## To do
Pull out every line of the listing below where "District" appears.

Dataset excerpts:
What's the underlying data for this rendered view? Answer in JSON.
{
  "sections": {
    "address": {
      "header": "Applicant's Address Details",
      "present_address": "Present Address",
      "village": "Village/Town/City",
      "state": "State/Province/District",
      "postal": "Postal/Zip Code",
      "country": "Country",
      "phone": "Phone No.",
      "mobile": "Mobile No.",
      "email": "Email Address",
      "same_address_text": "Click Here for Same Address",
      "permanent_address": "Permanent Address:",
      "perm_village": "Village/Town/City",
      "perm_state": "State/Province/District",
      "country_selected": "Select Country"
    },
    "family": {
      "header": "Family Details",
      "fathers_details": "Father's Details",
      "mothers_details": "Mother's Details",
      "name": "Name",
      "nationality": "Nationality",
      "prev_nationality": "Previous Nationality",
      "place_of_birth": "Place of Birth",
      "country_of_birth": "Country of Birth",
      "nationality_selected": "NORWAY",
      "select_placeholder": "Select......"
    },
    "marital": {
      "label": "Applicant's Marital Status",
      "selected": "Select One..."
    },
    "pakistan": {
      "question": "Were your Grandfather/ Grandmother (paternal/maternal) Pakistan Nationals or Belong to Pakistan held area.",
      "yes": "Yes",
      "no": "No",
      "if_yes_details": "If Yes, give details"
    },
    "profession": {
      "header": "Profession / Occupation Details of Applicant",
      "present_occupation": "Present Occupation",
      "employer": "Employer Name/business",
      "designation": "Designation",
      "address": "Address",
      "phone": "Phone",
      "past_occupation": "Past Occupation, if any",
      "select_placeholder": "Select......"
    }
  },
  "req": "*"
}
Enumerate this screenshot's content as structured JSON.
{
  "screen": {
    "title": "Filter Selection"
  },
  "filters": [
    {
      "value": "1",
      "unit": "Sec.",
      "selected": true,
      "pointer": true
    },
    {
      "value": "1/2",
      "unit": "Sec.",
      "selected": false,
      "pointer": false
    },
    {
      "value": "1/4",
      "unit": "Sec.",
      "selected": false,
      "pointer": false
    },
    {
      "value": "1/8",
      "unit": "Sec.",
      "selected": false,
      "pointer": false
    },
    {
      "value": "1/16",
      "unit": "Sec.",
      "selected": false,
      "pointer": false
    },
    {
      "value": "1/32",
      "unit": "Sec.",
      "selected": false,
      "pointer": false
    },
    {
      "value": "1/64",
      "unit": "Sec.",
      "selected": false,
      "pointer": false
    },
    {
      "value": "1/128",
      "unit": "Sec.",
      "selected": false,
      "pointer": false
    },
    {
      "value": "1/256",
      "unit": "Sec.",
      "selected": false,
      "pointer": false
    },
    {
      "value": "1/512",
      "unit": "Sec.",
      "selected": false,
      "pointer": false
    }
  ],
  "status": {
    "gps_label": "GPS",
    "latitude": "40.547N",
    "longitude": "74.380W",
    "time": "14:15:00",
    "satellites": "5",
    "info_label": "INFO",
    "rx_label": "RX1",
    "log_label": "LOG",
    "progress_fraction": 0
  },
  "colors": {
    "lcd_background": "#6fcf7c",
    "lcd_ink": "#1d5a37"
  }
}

## Output for this exercise
      "state": "State/Province/District",
      "perm_state": "State/Province/District",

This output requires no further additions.